- **GOAL OF THE EXERCISE**: Reproduce each record in the listing below exactly as written.

- **DATA FOR PROCESSING**:
====
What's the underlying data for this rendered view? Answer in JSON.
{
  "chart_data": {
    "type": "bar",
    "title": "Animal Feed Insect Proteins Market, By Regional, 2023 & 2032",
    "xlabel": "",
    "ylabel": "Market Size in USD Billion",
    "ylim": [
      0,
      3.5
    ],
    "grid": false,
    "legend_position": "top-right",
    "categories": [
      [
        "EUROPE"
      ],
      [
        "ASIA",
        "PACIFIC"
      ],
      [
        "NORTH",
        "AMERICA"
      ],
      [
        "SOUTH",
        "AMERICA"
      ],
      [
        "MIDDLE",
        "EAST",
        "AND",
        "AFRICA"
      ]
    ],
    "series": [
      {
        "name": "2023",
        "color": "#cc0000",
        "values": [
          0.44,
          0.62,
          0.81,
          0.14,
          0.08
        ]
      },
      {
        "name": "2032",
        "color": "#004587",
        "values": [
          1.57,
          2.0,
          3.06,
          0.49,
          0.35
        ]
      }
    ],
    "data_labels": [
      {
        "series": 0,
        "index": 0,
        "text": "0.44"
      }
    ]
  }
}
====
- **SOLUTION FOR THIS PROBLEM**:
What's the underlying data for this rendered view? Answer in JSON.
{
  "chart_data": {
    "type": "bar",
    "title": "Animal Feed Insect Proteins Market, By Regional, 2023 & 2032",
    "xlabel": "",
    "ylabel": "Market Size in USD Billion",
    "ylim": [
      0,
      3.5
    ],
    "grid": false,
    "legend_position": "top-right",
    "categories": [
      [
        "EUROPE"
      ],
      [
        "ASIA",
        "PACIFIC"
      ],
      [
        "NORTH",
        "AMERICA"
      ],
      [
        "SOUTH",
        "AMERICA"
      ],
      [
        "MIDDLE",
        "EAST",
        "AND",
        "AFRICA"
      ]
    ],
    "series": [
      {
        "name": "2023",
        "color": "#cc0000",
        "values": [
          0.44,
          0.62,
          0.81,
          0.14,
          0.08
        ]
      },
      {
        "name": "2032",
        "color": "#004587",
        "values": [
          1.57,
          2.0,
          3.06,
          0.49,
          0.35
        ]
      }
    ],
    "data_labels": [
      {
        "series": 0,
        "index": 0,
        "text": "0.44"
      }
    ]
  }
}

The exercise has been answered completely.